(Lines of data)

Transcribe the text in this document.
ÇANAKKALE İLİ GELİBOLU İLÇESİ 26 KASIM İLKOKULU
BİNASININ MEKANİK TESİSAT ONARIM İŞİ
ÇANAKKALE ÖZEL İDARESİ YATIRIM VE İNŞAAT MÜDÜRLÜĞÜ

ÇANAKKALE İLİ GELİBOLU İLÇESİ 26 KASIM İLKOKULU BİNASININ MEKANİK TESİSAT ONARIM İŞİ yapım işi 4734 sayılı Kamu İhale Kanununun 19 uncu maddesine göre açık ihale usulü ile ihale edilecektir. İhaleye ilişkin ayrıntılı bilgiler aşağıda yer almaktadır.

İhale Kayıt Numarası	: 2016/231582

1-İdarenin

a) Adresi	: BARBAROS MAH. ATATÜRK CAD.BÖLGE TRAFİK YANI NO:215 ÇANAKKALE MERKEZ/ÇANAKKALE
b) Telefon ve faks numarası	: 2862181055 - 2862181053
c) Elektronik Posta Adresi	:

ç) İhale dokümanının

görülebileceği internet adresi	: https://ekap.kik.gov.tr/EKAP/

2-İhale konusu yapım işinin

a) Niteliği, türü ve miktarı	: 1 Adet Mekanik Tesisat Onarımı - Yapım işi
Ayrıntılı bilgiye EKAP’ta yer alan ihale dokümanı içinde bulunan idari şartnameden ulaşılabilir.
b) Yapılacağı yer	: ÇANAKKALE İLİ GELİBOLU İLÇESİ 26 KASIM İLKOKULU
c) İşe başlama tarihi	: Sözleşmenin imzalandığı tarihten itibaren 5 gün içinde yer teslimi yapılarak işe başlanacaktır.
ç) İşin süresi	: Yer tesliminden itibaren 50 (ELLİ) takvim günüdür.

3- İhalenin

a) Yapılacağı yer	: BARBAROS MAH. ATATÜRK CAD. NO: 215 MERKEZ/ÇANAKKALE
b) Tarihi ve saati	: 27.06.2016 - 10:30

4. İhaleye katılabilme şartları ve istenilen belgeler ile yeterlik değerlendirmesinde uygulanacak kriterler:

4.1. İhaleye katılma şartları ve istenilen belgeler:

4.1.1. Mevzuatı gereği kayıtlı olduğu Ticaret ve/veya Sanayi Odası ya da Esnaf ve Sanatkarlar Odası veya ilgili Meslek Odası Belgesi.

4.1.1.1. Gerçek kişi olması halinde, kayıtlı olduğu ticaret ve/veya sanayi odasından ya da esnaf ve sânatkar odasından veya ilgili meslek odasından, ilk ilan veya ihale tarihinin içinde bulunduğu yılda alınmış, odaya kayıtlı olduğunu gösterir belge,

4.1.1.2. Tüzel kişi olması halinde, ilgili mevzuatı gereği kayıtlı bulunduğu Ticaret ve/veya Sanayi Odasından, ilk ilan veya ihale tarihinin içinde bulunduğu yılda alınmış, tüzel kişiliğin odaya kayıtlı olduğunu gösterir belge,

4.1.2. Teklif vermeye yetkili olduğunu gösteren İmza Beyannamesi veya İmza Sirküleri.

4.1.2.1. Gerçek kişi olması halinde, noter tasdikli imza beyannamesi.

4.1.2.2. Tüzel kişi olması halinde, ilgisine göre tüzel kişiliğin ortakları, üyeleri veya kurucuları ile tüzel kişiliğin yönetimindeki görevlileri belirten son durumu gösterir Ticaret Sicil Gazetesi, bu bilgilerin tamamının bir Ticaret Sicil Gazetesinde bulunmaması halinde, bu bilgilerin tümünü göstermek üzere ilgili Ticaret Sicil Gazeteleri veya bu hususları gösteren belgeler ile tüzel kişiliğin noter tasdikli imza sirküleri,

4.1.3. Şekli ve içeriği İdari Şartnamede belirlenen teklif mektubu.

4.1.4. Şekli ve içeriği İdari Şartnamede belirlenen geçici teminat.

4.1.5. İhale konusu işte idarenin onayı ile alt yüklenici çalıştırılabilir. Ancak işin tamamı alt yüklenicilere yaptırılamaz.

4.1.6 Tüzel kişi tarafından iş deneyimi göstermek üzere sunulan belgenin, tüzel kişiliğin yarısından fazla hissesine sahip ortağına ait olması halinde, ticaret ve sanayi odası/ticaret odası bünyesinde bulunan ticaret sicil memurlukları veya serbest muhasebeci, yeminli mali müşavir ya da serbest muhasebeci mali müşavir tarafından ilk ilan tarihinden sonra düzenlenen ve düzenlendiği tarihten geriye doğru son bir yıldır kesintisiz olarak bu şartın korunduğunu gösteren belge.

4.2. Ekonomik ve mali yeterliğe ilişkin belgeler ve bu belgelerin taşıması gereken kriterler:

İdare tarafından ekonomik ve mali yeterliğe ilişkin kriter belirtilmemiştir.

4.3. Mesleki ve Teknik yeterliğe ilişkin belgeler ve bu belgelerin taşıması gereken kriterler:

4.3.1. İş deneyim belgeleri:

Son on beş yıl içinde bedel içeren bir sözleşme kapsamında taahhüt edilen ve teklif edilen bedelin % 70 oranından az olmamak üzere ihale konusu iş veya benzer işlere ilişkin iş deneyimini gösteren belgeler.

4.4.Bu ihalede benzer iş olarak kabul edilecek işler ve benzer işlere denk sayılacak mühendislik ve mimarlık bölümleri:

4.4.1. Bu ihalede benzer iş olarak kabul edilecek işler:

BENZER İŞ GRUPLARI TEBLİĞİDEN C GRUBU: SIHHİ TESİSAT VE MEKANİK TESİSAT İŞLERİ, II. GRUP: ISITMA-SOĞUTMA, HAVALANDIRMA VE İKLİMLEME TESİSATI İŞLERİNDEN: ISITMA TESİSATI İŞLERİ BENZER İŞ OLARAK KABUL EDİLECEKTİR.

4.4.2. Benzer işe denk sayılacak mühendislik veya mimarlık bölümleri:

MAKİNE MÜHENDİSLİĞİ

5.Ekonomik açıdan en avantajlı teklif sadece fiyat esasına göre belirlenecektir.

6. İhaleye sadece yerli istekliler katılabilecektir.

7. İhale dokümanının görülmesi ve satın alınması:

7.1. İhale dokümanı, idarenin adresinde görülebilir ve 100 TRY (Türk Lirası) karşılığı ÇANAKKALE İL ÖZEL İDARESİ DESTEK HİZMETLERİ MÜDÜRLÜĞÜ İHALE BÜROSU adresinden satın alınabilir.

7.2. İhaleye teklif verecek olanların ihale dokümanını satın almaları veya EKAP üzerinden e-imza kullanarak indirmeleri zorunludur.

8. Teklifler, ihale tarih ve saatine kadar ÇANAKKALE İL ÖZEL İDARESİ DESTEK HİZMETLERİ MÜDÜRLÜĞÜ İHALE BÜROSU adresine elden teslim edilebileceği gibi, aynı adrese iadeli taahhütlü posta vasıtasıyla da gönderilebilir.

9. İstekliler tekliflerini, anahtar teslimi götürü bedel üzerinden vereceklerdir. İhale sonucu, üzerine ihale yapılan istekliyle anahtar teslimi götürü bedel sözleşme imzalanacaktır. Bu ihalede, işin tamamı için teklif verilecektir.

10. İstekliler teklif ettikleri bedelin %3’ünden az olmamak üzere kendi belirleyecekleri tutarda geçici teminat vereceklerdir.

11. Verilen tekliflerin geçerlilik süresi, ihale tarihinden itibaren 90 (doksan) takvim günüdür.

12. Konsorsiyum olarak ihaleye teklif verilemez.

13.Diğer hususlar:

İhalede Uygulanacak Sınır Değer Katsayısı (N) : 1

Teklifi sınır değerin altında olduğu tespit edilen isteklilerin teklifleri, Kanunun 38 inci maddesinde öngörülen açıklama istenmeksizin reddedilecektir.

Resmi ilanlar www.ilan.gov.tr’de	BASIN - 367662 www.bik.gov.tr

[Task statement]: Transcribe all of the lines in the records precisely.

[Response]:
Transcribe the text in this document.
ÇANAKKALE İLİ GELİBOLU İLÇESİ 26 KASIM İLKOKULU
BİNASININ MEKANİK TESİSAT ONARIM İŞİ
ÇANAKKALE ÖZEL İDARESİ YATIRIM VE İNŞAAT MÜDÜRLÜĞÜ

ÇANAKKALE İLİ GELİBOLU İLÇESİ 26 KASIM İLKOKULU BİNASININ MEKANİK TESİSAT ONARIM İŞİ yapım işi 4734 sayılı Kamu İhale Kanununun 19 uncu maddesine göre açık ihale usulü ile ihale edilecektir. İhaleye ilişkin ayrıntılı bilgiler aşağıda yer almaktadır.

İhale Kayıt Numarası	: 2016/231582

1-İdarenin

a) Adresi	: BARBAROS MAH. ATATÜRK CAD.BÖLGE TRAFİK YANI NO:215 ÇANAKKALE MERKEZ/ÇANAKKALE
b) Telefon ve faks numarası	: 2862181055 - 2862181053
c) Elektronik Posta Adresi	:

ç) İhale dokümanının

görülebileceği internet adresi	: https://ekap.kik.gov.tr/EKAP/

2-İhale konusu yapım işinin

a) Niteliği, türü ve miktarı	: 1 Adet Mekanik Tesisat Onarımı - Yapım işi
Ayrıntılı bilgiye EKAP’ta yer alan ihale dokümanı içinde bulunan idari şartnameden ulaşılabilir.
b) Yapılacağı yer	: ÇANAKKALE İLİ GELİBOLU İLÇESİ 26 KASIM İLKOKULU
c) İşe başlama tarihi	: Sözleşmenin imzalandığı tarihten itibaren 5 gün içinde yer teslimi yapılarak işe başlanacaktır.
ç) İşin süresi	: Yer tesliminden itibaren 50 (ELLİ) takvim günüdür.

3- İhalenin

a) Yapılacağı yer	: BARBAROS MAH. ATATÜRK CAD. NO: 215 MERKEZ/ÇANAKKALE
b) Tarihi ve saati	: 27.06.2016 - 10:30

4. İhaleye katılabilme şartları ve istenilen belgeler ile yeterlik değerlendirmesinde uygulanacak kriterler:

4.1. İhaleye katılma şartları ve istenilen belgeler:

4.1.1. Mevzuatı gereği kayıtlı olduğu Ticaret ve/veya Sanayi Odası ya da Esnaf ve Sanatkarlar Odası veya ilgili Meslek Odası Belgesi.

4.1.1.1. Gerçek kişi olması halinde, kayıtlı olduğu ticaret ve/veya sanayi odasından ya da esnaf ve sânatkar odasından veya ilgili meslek odasından, ilk ilan veya ihale tarihinin içinde bulunduğu yılda alınmış, odaya kayıtlı olduğunu gösterir belge,

4.1.1.2. Tüzel kişi olması halinde, ilgili mevzuatı gereği kayıtlı bulunduğu Ticaret ve/veya Sanayi Odasından, ilk ilan veya ihale tarihinin içinde bulunduğu yılda alınmış, tüzel kişiliğin odaya kayıtlı olduğunu gösterir belge,

4.1.2. Teklif vermeye yetkili olduğunu gösteren İmza Beyannamesi veya İmza Sirküleri.

4.1.2.1. Gerçek kişi olması halinde, noter tasdikli imza beyannamesi.

4.1.2.2. Tüzel kişi olması halinde, ilgisine göre tüzel kişiliğin ortakları, üyeleri veya kurucuları ile tüzel kişiliğin yönetimindeki görevlileri belirten son durumu gösterir Ticaret Sicil Gazetesi, bu bilgilerin tamamının bir Ticaret Sicil Gazetesinde bulunmaması halinde, bu bilgilerin tümünü göstermek üzere ilgili Ticaret Sicil Gazeteleri veya bu hususları gösteren belgeler ile tüzel kişiliğin noter tasdikli imza sirküleri,

4.1.3. Şekli ve içeriği İdari Şartnamede belirlenen teklif mektubu.

4.1.4. Şekli ve içeriği İdari Şartnamede belirlenen geçici teminat.

4.1.5. İhale konusu işte idarenin onayı ile alt yüklenici çalıştırılabilir. Ancak işin tamamı alt yüklenicilere yaptırılamaz.

4.1.6 Tüzel kişi tarafından iş deneyimi göstermek üzere sunulan belgenin, tüzel kişiliğin yarısından fazla hissesine sahip ortağına ait olması halinde, ticaret ve sanayi odası/ticaret odası bünyesinde bulunan ticaret sicil memurlukları veya serbest muhasebeci, yeminli mali müşavir ya da serbest muhasebeci mali müşavir tarafından ilk ilan tarihinden sonra düzenlenen ve düzenlendiği tarihten geriye doğru son bir yıldır kesintisiz olarak bu şartın korunduğunu gösteren belge.

4.2. Ekonomik ve mali yeterliğe ilişkin belgeler ve bu belgelerin taşıması gereken kriterler:

İdare tarafından ekonomik ve mali yeterliğe ilişkin kriter belirtilmemiştir.

4.3. Mesleki ve Teknik yeterliğe ilişkin belgeler ve bu belgelerin taşıması gereken kriterler:

4.3.1. İş deneyim belgeleri:

Son on beş yıl içinde bedel içeren bir sözleşme kapsamında taahhüt edilen ve teklif edilen bedelin % 70 oranından az olmamak üzere ihale konusu iş veya benzer işlere ilişkin iş deneyimini gösteren belgeler.

4.4.Bu ihalede benzer iş olarak kabul edilecek işler ve benzer işlere denk sayılacak mühendislik ve mimarlık bölümleri:

4.4.1. Bu ihalede benzer iş olarak kabul edilecek işler:

BENZER İŞ GRUPLARI TEBLİĞİDEN C GRUBU: SIHHİ TESİSAT VE MEKANİK TESİSAT İŞLERİ, II. GRUP: ISITMA-SOĞUTMA, HAVALANDIRMA VE İKLİMLEME TESİSATI İŞLERİNDEN: ISITMA TESİSATI İŞLERİ BENZER İŞ OLARAK KABUL EDİLECEKTİR.

4.4.2. Benzer işe denk sayılacak mühendislik veya mimarlık bölümleri:

MAKİNE MÜHENDİSLİĞİ

5.Ekonomik açıdan en avantajlı teklif sadece fiyat esasına göre belirlenecektir.

6. İhaleye sadece yerli istekliler katılabilecektir.

7. İhale dokümanının görülmesi ve satın alınması:

7.1. İhale dokümanı, idarenin adresinde görülebilir ve 100 TRY (Türk Lirası) karşılığı ÇANAKKALE İL ÖZEL İDARESİ DESTEK HİZMETLERİ MÜDÜRLÜĞÜ İHALE BÜROSU adresinden satın alınabilir.

7.2. İhaleye teklif verecek olanların ihale dokümanını satın almaları veya EKAP üzerinden e-imza kullanarak indirmeleri zorunludur.

8. Teklifler, ihale tarih ve saatine kadar ÇANAKKALE İL ÖZEL İDARESİ DESTEK HİZMETLERİ MÜDÜRLÜĞÜ İHALE BÜROSU adresine elden teslim edilebileceği gibi, aynı adrese iadeli taahhütlü posta vasıtasıyla da gönderilebilir.

9. İstekliler tekliflerini, anahtar teslimi götürü bedel üzerinden vereceklerdir. İhale sonucu, üzerine ihale yapılan istekliyle anahtar teslimi götürü bedel sözleşme imzalanacaktır. Bu ihalede, işin tamamı için teklif verilecektir.

10. İstekliler teklif ettikleri bedelin %3’ünden az olmamak üzere kendi belirleyecekleri tutarda geçici teminat vereceklerdir.

11. Verilen tekliflerin geçerlilik süresi, ihale tarihinden itibaren 90 (doksan) takvim günüdür.

12. Konsorsiyum olarak ihaleye teklif verilemez.

13.Diğer hususlar:

İhalede Uygulanacak Sınır Değer Katsayısı (N) : 1

Teklifi sınır değerin altında olduğu tespit edilen isteklilerin teklifleri, Kanunun 38 inci maddesinde öngörülen açıklama istenmeksizin reddedilecektir.

Resmi ilanlar www.ilan.gov.tr’de	BASIN - 367662 www.bik.gov.tr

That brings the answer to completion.